## Data records
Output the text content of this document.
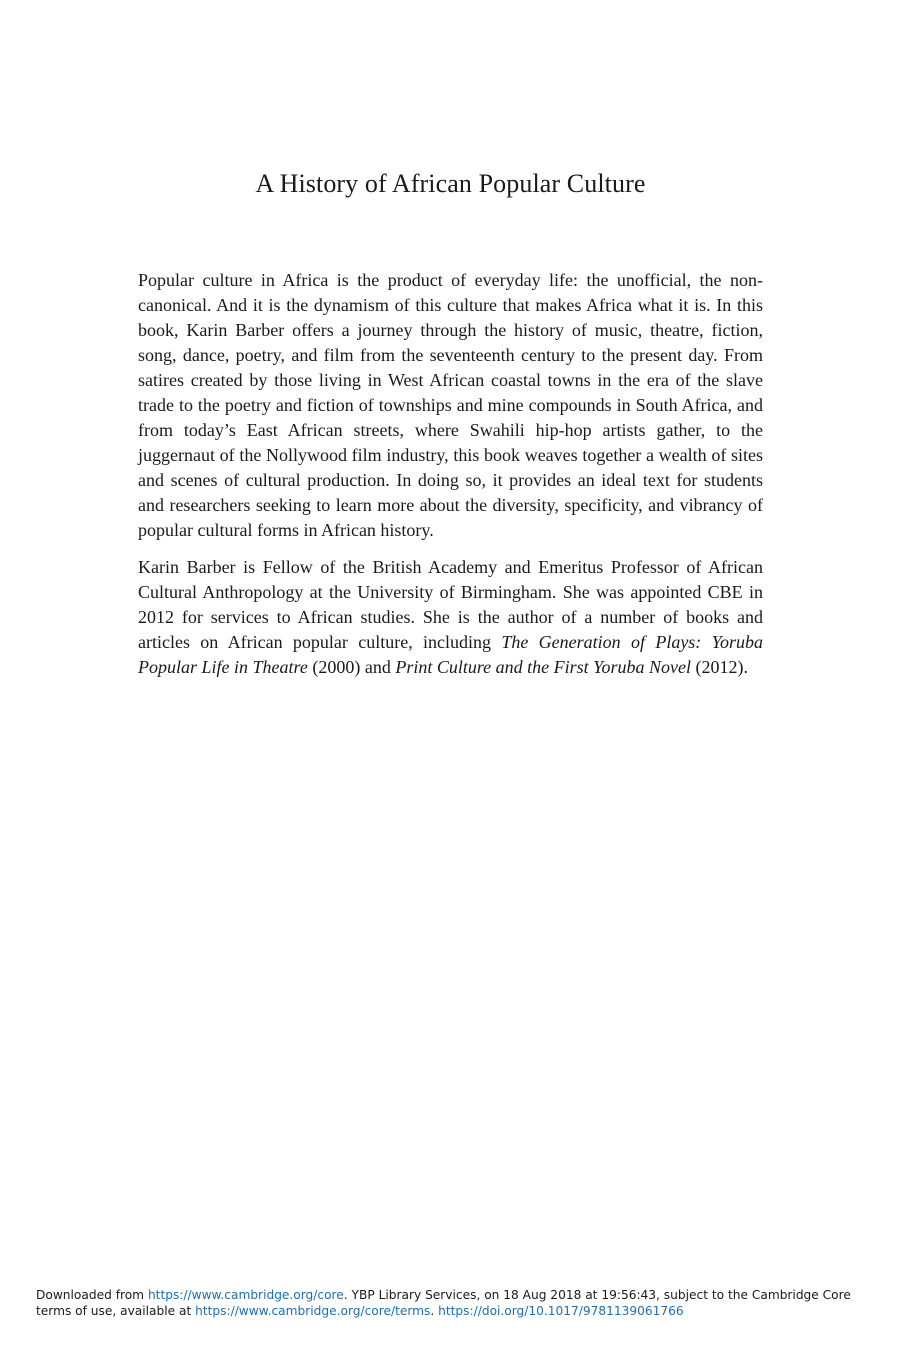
A History of African Popular Culture

Popular culture in Africa is the product of everyday life: the unofficial, the non-canonical. And it is the dynamism of this culture that makes Africa what it is. In this book, Karin Barber offers a journey through the history of music, theatre, fiction, song, dance, poetry, and film from the seventeenth century to the present day. From satires created by those living in West African coastal towns in the era of the slave trade to the poetry and fiction of townships and mine compounds in South Africa, and from today’s East African streets, where Swahili hip-hop artists gather, to the juggernaut of the Nollywood film industry, this book weaves together a wealth of sites and scenes of cultural production. In doing so, it provides an ideal text for students and researchers seeking to learn more about the diversity, specificity, and vibrancy of popular cultural forms in African history.

Karin Barber is Fellow of the British Academy and Emeritus Professor of African Cultural Anthropology at the University of Birmingham. She was appointed CBE in 2012 for services to African studies. She is the author of a number of books and articles on African popular culture, including The Generation of Plays: Yoruba Popular Life in Theatre (2000) and Print Culture and the First Yoruba Novel (2012).

Downloaded from https://www.cambridge.org/core. YBP Library Services, on 18 Aug 2018 at 19:56:43, subject to the Cambridge Core terms of use, available at https://www.cambridge.org/core/terms. https://doi.org/10.1017/9781139061766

## PROMPT
From start to finish, output the listing exactly, but omit its pictures.

## CORRECT RESULT
Output the text content of this document.
A History of African Popular Culture

Popular culture in Africa is the product of everyday life: the unofficial, the non-canonical. And it is the dynamism of this culture that makes Africa what it is. In this book, Karin Barber offers a journey through the history of music, theatre, fiction, song, dance, poetry, and film from the seventeenth century to the present day. From satires created by those living in West African coastal towns in the era of the slave trade to the poetry and fiction of townships and mine compounds in South Africa, and from today’s East African streets, where Swahili hip-hop artists gather, to the juggernaut of the Nollywood film industry, this book weaves together a wealth of sites and scenes of cultural production. In doing so, it provides an ideal text for students and researchers seeking to learn more about the diversity, specificity, and vibrancy of popular cultural forms in African history.

Karin Barber is Fellow of the British Academy and Emeritus Professor of African Cultural Anthropology at the University of Birmingham. She was appointed CBE in 2012 for services to African studies. She is the author of a number of books and articles on African popular culture, including The Generation of Plays: Yoruba Popular Life in Theatre (2000) and Print Culture and the First Yoruba Novel (2012).

Downloaded from https://www.cambridge.org/core. YBP Library Services, on 18 Aug 2018 at 19:56:43, subject to the Cambridge Core terms of use, available at https://www.cambridge.org/core/terms. https://doi.org/10.1017/9781139061766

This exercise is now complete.